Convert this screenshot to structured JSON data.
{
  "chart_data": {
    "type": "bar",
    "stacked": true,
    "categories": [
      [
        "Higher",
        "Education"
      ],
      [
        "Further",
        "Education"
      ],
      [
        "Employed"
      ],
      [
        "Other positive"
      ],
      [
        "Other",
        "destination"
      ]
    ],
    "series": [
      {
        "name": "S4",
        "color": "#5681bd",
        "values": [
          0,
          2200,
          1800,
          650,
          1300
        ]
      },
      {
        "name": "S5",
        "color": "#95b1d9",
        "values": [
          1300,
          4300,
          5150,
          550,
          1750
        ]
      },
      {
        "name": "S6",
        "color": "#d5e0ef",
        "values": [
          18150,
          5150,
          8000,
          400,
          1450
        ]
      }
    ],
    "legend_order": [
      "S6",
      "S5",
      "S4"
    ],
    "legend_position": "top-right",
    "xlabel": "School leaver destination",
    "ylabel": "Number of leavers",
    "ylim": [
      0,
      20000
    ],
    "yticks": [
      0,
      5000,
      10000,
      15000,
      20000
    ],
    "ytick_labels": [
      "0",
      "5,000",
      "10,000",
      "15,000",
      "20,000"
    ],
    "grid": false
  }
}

* **AIM**
Print the records above in full, exactly.

* **REPLY TO THE TASK**
Convert this screenshot to structured JSON data.
{
  "chart_data": {
    "type": "bar",
    "stacked": true,
    "categories": [
      [
        "Higher",
        "Education"
      ],
      [
        "Further",
        "Education"
      ],
      [
        "Employed"
      ],
      [
        "Other positive"
      ],
      [
        "Other",
        "destination"
      ]
    ],
    "series": [
      {
        "name": "S4",
        "color": "#5681bd",
        "values": [
          0,
          2200,
          1800,
          650,
          1300
        ]
      },
      {
        "name": "S5",
        "color": "#95b1d9",
        "values": [
          1300,
          4300,
          5150,
          550,
          1750
        ]
      },
      {
        "name": "S6",
        "color": "#d5e0ef",
        "values": [
          18150,
          5150,
          8000,
          400,
          1450
        ]
      }
    ],
    "legend_order": [
      "S6",
      "S5",
      "S4"
    ],
    "legend_position": "top-right",
    "xlabel": "School leaver destination",
    "ylabel": "Number of leavers",
    "ylim": [
      0,
      20000
    ],
    "yticks": [
      0,
      5000,
      10000,
      15000,
      20000
    ],
    "ytick_labels": [
      "0",
      "5,000",
      "10,000",
      "15,000",
      "20,000"
    ],
    "grid": false
  }
}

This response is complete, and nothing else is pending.